**Entries shown:**
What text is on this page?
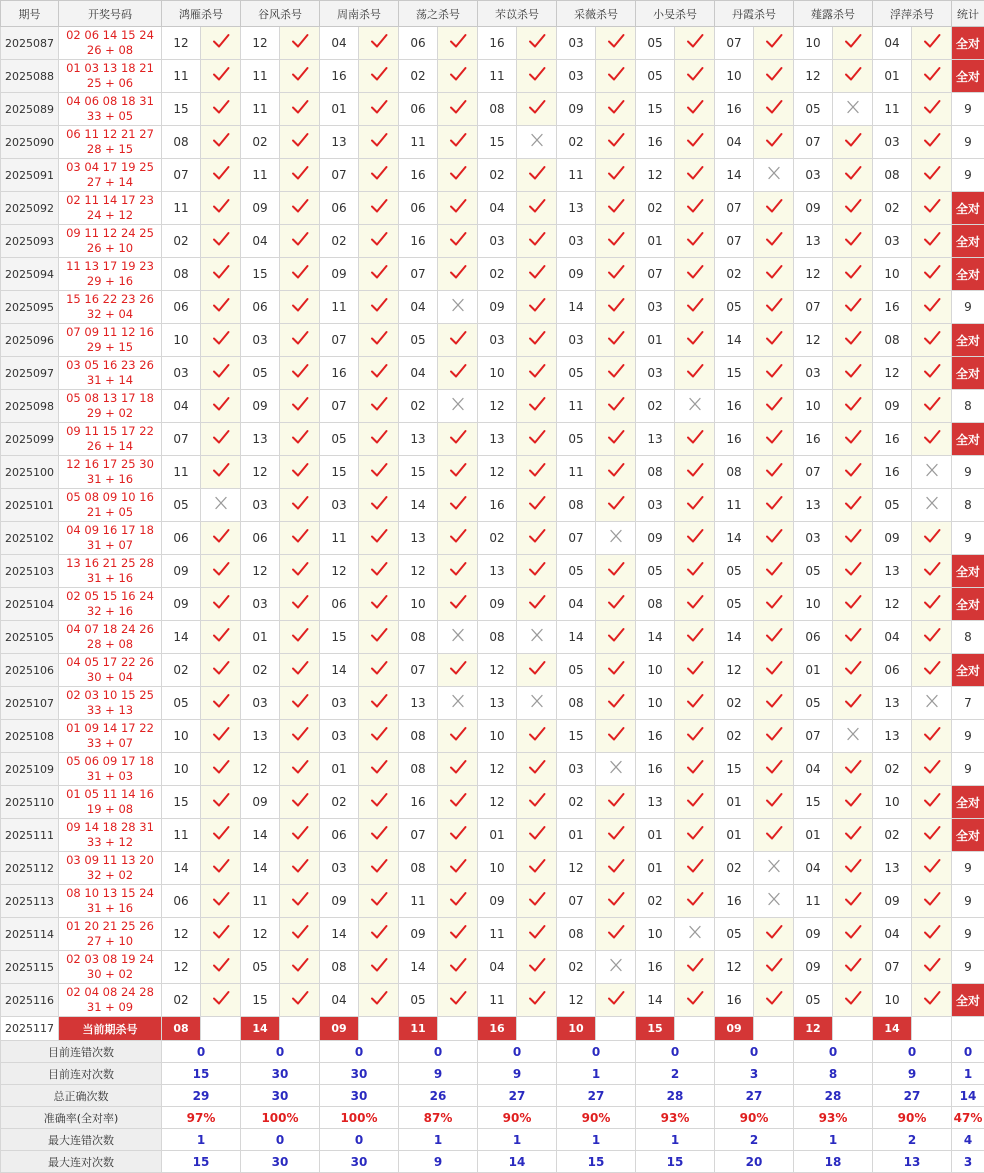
期号	开奖号码	鸿雁杀号		谷风杀号		周南杀号		荡之杀号		芣苡杀号		采薇杀号		小旻杀号		丹霞杀号		薤露杀号		浮萍杀号		统计
2025087	02 06 14 15 24 26 + 08	12		12		04		06		16		03		05		07		10		04		全对
2025088	01 03 13 18 21 25 + 06	11		11		16		02		11		03		05		10		12		01		全对
2025089	04 06 08 18 31 33 + 05	15		11		01		06		08		09		15		16		05		11		9
2025090	06 11 12 21 27 28 + 15	08		02		13		11		15		02		16		04		07		03		9
2025091	03 04 17 19 25 27 + 14	07		11		07		16		02		11		12		14		03		08		9
2025092	02 11 14 17 23 24 + 12	11		09		06		06		04		13		02		07		09		02		全对
2025093	09 11 12 24 25 26 + 10	02		04		02		16		03		03		01		07		13		03		全对
2025094	11 13 17 19 23 29 + 16	08		15		09		07		02		09		07		02		12		10		全对
2025095	15 16 22 23 26 32 + 04	06		06		11		04		09		14		03		05		07		16		9
2025096	07 09 11 12 16 29 + 15	10		03		07		05		03		03		01		14		12		08		全对
2025097	03 05 16 23 26 31 + 14	03		05		16		04		10		05		03		15		03		12		全对
2025098	05 08 13 17 18 29 + 02	04		09		07		02		12		11		02		16		10		09		8
2025099	09 11 15 17 22 26 + 14	07		13		05		13		13		05		13		16		16		16		全对
2025100	12 16 17 25 30 31 + 16	11		12		15		15		12		11		08		08		07		16		9
2025101	05 08 09 10 16 21 + 05	05		03		03		14		16		08		03		11		13		05		8
2025102	04 09 16 17 18 31 + 07	06		06		11		13		02		07		09		14		03		09		9
2025103	13 16 21 25 28 31 + 16	09		12		12		12		13		05		05		05		05		13		全对
2025104	02 05 15 16 24 32 + 16	09		03		06		10		09		04		08		05		10		12		全对
2025105	04 07 18 24 26 28 + 08	14		01		15		08		08		14		14		14		06		04		8
2025106	04 05 17 22 26 30 + 04	02		02		14		07		12		05		10		12		01		06		全对
2025107	02 03 10 15 25 33 + 13	05		03		03		13		13		08		10		02		05		13		7
2025108	01 09 14 17 22 33 + 07	10		13		03		08		10		15		16		02		07		13		9
2025109	05 06 09 17 18 31 + 03	10		12		01		08		12		03		16		15		04		02		9
2025110	01 05 11 14 16 19 + 08	15		09		02		16		12		02		13		01		15		10		全对
2025111	09 14 18 28 31 33 + 12	11		14		06		07		01		01		01		01		01		02		全对
2025112	03 09 11 13 20 32 + 02	14		14		03		08		10		12		01		02		04		13		9
2025113	08 10 13 15 24 31 + 16	06		11		09		11		09		07		02		16		11		09		9
2025114	01 20 21 25 26 27 + 10	12		12		14		09		11		08		10		05		09		04		9
2025115	02 03 08 19 24 30 + 02	12		05		08		14		04		02		16		12		09		07		9
2025116	02 04 08 24 28 31 + 09	02		15		04		05		11		12		14		16		05		10		全对
2025117	当前期杀号	08		14		09		11		16		10		15		09		12		14		
目前连错次数		0		0		0		0		0		0		0		0		0		0		0
目前连对次数		15		30		30		9		9		1		2		3		8		9		1
总正确次数		29		30		30		26		27		27		28		27		28		27		14
准确率(全对率)		97%		100%		100%		87%		90%		90%		93%		90%		93%		90%		47%
最大连错次数		1		0		0		1		1		1		1		2		1		2		4
最大连对次数		15		30		30		9		14		15		15		20		18		13		3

**What to do:** Output the records above exactly; leave out the pictures.

**Solution to this exercise:**
What text is on this page?
期号	开奖号码	鸿雁杀号		谷风杀号		周南杀号		荡之杀号		芣苡杀号		采薇杀号		小旻杀号		丹霞杀号		薤露杀号		浮萍杀号		统计
2025087	02 06 14 15 24 26 + 08	12		12		04		06		16		03		05		07		10		04		全对
2025088	01 03 13 18 21 25 + 06	11		11		16		02		11		03		05		10		12		01		全对
2025089	04 06 08 18 31 33 + 05	15		11		01		06		08		09		15		16		05		11		9
2025090	06 11 12 21 27 28 + 15	08		02		13		11		15		02		16		04		07		03		9
2025091	03 04 17 19 25 27 + 14	07		11		07		16		02		11		12		14		03		08		9
2025092	02 11 14 17 23 24 + 12	11		09		06		06		04		13		02		07		09		02		全对
2025093	09 11 12 24 25 26 + 10	02		04		02		16		03		03		01		07		13		03		全对
2025094	11 13 17 19 23 29 + 16	08		15		09		07		02		09		07		02		12		10		全对
2025095	15 16 22 23 26 32 + 04	06		06		11		04		09		14		03		05		07		16		9
2025096	07 09 11 12 16 29 + 15	10		03		07		05		03		03		01		14		12		08		全对
2025097	03 05 16 23 26 31 + 14	03		05		16		04		10		05		03		15		03		12		全对
2025098	05 08 13 17 18 29 + 02	04		09		07		02		12		11		02		16		10		09		8
2025099	09 11 15 17 22 26 + 14	07		13		05		13		13		05		13		16		16		16		全对
2025100	12 16 17 25 30 31 + 16	11		12		15		15		12		11		08		08		07		16		9
2025101	05 08 09 10 16 21 + 05	05		03		03		14		16		08		03		11		13		05		8
2025102	04 09 16 17 18 31 + 07	06		06		11		13		02		07		09		14		03		09		9
2025103	13 16 21 25 28 31 + 16	09		12		12		12		13		05		05		05		05		13		全对
2025104	02 05 15 16 24 32 + 16	09		03		06		10		09		04		08		05		10		12		全对
2025105	04 07 18 24 26 28 + 08	14		01		15		08		08		14		14		14		06		04		8
2025106	04 05 17 22 26 30 + 04	02		02		14		07		12		05		10		12		01		06		全对
2025107	02 03 10 15 25 33 + 13	05		03		03		13		13		08		10		02		05		13		7
2025108	01 09 14 17 22 33 + 07	10		13		03		08		10		15		16		02		07		13		9
2025109	05 06 09 17 18 31 + 03	10		12		01		08		12		03		16		15		04		02		9
2025110	01 05 11 14 16 19 + 08	15		09		02		16		12		02		13		01		15		10		全对
2025111	09 14 18 28 31 33 + 12	11		14		06		07		01		01		01		01		01		02		全对
2025112	03 09 11 13 20 32 + 02	14		14		03		08		10		12		01		02		04		13		9
2025113	08 10 13 15 24 31 + 16	06		11		09		11		09		07		02		16		11		09		9
2025114	01 20 21 25 26 27 + 10	12		12		14		09		11		08		10		05		09		04		9
2025115	02 03 08 19 24 30 + 02	12		05		08		14		04		02		16		12		09		07		9
2025116	02 04 08 24 28 31 + 09	02		15		04		05		11		12		14		16		05		10		全对
2025117	当前期杀号	08		14		09		11		16		10		15		09		12		14		
目前连错次数		0		0		0		0		0		0		0		0		0		0		0
目前连对次数		15		30		30		9		9		1		2		3		8		9		1
总正确次数		29		30		30		26		27		27		28		27		28		27		14
准确率(全对率)		97%		100%		100%		87%		90%		90%		93%		90%		93%		90%		47%
最大连错次数		1		0		0		1		1		1		1		2		1		2		4
最大连对次数		15		30		30		9		14		15		15		20		18		13		3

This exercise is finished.